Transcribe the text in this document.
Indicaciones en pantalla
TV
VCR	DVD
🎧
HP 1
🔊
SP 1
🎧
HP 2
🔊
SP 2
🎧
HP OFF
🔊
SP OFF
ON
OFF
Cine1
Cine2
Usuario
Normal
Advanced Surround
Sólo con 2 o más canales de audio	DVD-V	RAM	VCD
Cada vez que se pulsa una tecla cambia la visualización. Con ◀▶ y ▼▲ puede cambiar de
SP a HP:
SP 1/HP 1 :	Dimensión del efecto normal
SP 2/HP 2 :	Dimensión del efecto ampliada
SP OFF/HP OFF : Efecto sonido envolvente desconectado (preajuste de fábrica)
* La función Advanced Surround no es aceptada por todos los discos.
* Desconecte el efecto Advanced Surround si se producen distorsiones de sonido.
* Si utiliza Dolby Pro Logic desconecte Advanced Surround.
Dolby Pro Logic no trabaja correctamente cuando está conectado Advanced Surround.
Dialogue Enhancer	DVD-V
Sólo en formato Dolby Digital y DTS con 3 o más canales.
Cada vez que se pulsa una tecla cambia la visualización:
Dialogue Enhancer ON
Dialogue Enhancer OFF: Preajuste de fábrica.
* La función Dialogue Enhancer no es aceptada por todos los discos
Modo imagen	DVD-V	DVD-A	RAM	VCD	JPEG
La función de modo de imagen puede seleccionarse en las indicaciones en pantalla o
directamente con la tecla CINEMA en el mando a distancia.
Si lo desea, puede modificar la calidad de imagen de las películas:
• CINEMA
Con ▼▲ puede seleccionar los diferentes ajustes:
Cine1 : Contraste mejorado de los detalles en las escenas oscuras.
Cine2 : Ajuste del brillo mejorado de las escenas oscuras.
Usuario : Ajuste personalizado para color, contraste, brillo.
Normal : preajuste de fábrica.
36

* * * * *

▶ Exercise requirements
Using the material above, report each line where "fábrica" occurs.

▶ Output
SP OFF/HP OFF : Efecto sonido envolvente desconectado (preajuste de fábrica)
Dialogue Enhancer OFF: Preajuste de fábrica.
Normal : preajuste de fábrica.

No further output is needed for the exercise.